___ RECORDED INFORMATION
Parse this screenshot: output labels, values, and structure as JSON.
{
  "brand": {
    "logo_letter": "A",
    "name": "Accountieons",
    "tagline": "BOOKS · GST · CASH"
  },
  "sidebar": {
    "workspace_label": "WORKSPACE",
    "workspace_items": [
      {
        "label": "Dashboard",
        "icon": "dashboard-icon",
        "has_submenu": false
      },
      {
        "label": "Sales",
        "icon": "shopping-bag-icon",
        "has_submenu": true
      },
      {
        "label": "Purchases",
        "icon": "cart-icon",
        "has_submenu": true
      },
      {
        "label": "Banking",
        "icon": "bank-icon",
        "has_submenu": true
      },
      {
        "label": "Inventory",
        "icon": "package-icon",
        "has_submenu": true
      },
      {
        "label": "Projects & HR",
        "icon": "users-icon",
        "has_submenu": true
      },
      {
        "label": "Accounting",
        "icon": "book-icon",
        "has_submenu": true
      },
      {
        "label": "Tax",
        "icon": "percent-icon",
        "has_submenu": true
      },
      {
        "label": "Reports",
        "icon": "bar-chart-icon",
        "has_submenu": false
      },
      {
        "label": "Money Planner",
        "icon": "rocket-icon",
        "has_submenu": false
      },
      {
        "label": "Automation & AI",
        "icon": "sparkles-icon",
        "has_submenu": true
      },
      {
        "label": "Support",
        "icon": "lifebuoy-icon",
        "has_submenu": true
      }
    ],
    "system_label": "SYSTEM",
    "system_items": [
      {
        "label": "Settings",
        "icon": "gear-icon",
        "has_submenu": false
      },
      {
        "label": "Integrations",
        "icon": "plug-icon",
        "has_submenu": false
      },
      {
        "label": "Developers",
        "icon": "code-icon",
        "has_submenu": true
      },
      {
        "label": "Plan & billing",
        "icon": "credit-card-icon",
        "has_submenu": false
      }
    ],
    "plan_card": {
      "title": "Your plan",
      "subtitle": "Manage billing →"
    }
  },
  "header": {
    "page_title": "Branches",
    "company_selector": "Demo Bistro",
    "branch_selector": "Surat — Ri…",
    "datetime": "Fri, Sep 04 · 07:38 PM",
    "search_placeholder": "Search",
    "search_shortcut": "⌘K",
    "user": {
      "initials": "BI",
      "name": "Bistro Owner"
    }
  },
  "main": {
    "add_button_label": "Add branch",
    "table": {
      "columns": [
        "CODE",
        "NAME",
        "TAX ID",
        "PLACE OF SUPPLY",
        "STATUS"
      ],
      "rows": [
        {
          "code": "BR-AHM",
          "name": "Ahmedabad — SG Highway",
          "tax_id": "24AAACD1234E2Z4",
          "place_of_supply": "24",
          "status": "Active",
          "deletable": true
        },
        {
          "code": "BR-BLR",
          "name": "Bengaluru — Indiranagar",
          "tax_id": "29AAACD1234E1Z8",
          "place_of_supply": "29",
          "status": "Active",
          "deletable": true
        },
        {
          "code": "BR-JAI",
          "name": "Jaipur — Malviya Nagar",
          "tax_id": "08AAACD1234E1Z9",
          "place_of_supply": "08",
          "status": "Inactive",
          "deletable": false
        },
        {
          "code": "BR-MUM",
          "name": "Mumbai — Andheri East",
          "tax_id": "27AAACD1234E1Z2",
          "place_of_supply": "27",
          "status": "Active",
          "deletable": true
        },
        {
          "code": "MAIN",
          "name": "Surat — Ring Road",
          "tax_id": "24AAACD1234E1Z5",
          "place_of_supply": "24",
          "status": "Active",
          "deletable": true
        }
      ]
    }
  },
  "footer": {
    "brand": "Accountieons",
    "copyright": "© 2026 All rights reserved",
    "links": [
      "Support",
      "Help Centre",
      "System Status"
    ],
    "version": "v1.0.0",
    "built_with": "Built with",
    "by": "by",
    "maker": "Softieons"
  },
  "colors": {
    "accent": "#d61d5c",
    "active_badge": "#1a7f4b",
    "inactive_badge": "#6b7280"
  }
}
______
--- YOUR OBJECTIVE ---
Reproduce each line of the entries in which the word "Accountieons" is found.

--- ANSWER TO THE TASK ---
    "name": "Accountieons",
    "brand": "Accountieons",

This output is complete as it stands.